__What you have to do__
Repeat the material below exactly, line for line.

───── Data excerpts

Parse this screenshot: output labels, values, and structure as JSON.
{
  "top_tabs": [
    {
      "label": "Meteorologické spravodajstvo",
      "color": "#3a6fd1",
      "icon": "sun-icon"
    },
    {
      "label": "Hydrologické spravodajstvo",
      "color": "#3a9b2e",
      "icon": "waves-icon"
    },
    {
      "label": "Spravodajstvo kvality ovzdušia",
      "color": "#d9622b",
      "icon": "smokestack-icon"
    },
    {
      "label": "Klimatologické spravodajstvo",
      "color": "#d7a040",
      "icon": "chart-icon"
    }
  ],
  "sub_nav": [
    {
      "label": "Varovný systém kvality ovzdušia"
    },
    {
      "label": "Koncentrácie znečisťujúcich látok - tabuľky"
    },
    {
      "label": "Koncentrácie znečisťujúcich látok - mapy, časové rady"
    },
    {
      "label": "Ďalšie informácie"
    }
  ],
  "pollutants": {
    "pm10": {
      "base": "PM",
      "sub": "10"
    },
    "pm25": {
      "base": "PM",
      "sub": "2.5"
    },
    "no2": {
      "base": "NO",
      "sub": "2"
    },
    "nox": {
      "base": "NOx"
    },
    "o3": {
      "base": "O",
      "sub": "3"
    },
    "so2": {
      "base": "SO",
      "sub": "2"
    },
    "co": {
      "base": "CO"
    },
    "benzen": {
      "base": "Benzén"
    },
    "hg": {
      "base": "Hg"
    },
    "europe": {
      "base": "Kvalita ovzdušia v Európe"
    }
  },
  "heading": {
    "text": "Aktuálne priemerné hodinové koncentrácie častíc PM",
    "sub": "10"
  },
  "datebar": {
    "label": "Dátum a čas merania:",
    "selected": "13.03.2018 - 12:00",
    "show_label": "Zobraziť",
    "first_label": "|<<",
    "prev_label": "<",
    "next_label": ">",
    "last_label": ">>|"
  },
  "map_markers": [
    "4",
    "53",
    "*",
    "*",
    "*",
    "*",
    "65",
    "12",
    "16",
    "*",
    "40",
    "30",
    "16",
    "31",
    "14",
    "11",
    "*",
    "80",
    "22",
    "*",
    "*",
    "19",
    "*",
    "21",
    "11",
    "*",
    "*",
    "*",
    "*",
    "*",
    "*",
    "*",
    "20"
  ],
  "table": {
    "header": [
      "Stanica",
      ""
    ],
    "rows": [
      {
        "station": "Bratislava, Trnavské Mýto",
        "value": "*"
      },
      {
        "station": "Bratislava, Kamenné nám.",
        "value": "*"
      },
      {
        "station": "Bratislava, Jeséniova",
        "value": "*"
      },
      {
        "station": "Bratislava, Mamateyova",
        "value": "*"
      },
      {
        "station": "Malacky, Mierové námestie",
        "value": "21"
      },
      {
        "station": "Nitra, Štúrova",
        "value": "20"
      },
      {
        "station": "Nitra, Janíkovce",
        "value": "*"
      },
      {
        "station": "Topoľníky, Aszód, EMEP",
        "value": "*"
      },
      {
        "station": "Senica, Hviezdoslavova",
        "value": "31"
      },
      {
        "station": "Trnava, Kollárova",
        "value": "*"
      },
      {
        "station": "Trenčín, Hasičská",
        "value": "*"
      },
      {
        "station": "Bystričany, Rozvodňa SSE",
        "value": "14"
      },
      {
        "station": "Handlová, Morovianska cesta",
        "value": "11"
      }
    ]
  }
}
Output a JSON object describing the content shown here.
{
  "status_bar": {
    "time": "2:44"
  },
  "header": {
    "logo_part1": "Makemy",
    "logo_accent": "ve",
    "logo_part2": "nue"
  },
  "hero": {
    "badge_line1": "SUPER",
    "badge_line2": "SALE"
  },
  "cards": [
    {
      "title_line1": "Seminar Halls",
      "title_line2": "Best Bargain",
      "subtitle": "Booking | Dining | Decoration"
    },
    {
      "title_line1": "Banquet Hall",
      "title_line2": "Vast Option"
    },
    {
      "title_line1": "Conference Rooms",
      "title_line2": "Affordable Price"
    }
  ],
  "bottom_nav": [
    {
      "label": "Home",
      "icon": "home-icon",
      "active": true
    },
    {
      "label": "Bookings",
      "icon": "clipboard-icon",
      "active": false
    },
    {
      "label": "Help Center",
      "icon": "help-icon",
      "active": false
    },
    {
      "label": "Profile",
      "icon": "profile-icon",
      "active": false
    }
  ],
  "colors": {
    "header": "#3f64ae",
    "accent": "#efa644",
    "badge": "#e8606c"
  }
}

──────────

__Task answer__
Parse this screenshot: output labels, values, and structure as JSON.
{
  "top_tabs": [
    {
      "label": "Meteorologické spravodajstvo",
      "color": "#3a6fd1",
      "icon": "sun-icon"
    },
    {
      "label": "Hydrologické spravodajstvo",
      "color": "#3a9b2e",
      "icon": "waves-icon"
    },
    {
      "label": "Spravodajstvo kvality ovzdušia",
      "color": "#d9622b",
      "icon": "smokestack-icon"
    },
    {
      "label": "Klimatologické spravodajstvo",
      "color": "#d7a040",
      "icon": "chart-icon"
    }
  ],
  "sub_nav": [
    {
      "label": "Varovný systém kvality ovzdušia"
    },
    {
      "label": "Koncentrácie znečisťujúcich látok - tabuľky"
    },
    {
      "label": "Koncentrácie znečisťujúcich látok - mapy, časové rady"
    },
    {
      "label": "Ďalšie informácie"
    }
  ],
  "pollutants": {
    "pm10": {
      "base": "PM",
      "sub": "10"
    },
    "pm25": {
      "base": "PM",
      "sub": "2.5"
    },
    "no2": {
      "base": "NO",
      "sub": "2"
    },
    "nox": {
      "base": "NOx"
    },
    "o3": {
      "base": "O",
      "sub": "3"
    },
    "so2": {
      "base": "SO",
      "sub": "2"
    },
    "co": {
      "base": "CO"
    },
    "benzen": {
      "base": "Benzén"
    },
    "hg": {
      "base": "Hg"
    },
    "europe": {
      "base": "Kvalita ovzdušia v Európe"
    }
  },
  "heading": {
    "text": "Aktuálne priemerné hodinové koncentrácie častíc PM",
    "sub": "10"
  },
  "datebar": {
    "label": "Dátum a čas merania:",
    "selected": "13.03.2018 - 12:00",
    "show_label": "Zobraziť",
    "first_label": "|<<",
    "prev_label": "<",
    "next_label": ">",
    "last_label": ">>|"
  },
  "map_markers": [
    "4",
    "53",
    "*",
    "*",
    "*",
    "*",
    "65",
    "12",
    "16",
    "*",
    "40",
    "30",
    "16",
    "31",
    "14",
    "11",
    "*",
    "80",
    "22",
    "*",
    "*",
    "19",
    "*",
    "21",
    "11",
    "*",
    "*",
    "*",
    "*",
    "*",
    "*",
    "*",
    "20"
  ],
  "table": {
    "header": [
      "Stanica",
      ""
    ],
    "rows": [
      {
        "station": "Bratislava, Trnavské Mýto",
        "value": "*"
      },
      {
        "station": "Bratislava, Kamenné nám.",
        "value": "*"
      },
      {
        "station": "Bratislava, Jeséniova",
        "value": "*"
      },
      {
        "station": "Bratislava, Mamateyova",
        "value": "*"
      },
      {
        "station": "Malacky, Mierové námestie",
        "value": "21"
      },
      {
        "station": "Nitra, Štúrova",
        "value": "20"
      },
      {
        "station": "Nitra, Janíkovce",
        "value": "*"
      },
      {
        "station": "Topoľníky, Aszód, EMEP",
        "value": "*"
      },
      {
        "station": "Senica, Hviezdoslavova",
        "value": "31"
      },
      {
        "station": "Trnava, Kollárova",
        "value": "*"
      },
      {
        "station": "Trenčín, Hasičská",
        "value": "*"
      },
      {
        "station": "Bystričany, Rozvodňa SSE",
        "value": "14"
      },
      {
        "station": "Handlová, Morovianska cesta",
        "value": "11"
      }
    ]
  }
}
Output a JSON object describing the content shown here.
{
  "status_bar": {
    "time": "2:44"
  },
  "header": {
    "logo_part1": "Makemy",
    "logo_accent": "ve",
    "logo_part2": "nue"
  },
  "hero": {
    "badge_line1": "SUPER",
    "badge_line2": "SALE"
  },
  "cards": [
    {
      "title_line1": "Seminar Halls",
      "title_line2": "Best Bargain",
      "subtitle": "Booking | Dining | Decoration"
    },
    {
      "title_line1": "Banquet Hall",
      "title_line2": "Vast Option"
    },
    {
      "title_line1": "Conference Rooms",
      "title_line2": "Affordable Price"
    }
  ],
  "bottom_nav": [
    {
      "label": "Home",
      "icon": "home-icon",
      "active": true
    },
    {
      "label": "Bookings",
      "icon": "clipboard-icon",
      "active": false
    },
    {
      "label": "Help Center",
      "icon": "help-icon",
      "active": false
    },
    {
      "label": "Profile",
      "icon": "profile-icon",
      "active": false
    }
  ],
  "colors": {
    "header": "#3f64ae",
    "accent": "#efa644",
    "badge": "#e8606c"
  }
}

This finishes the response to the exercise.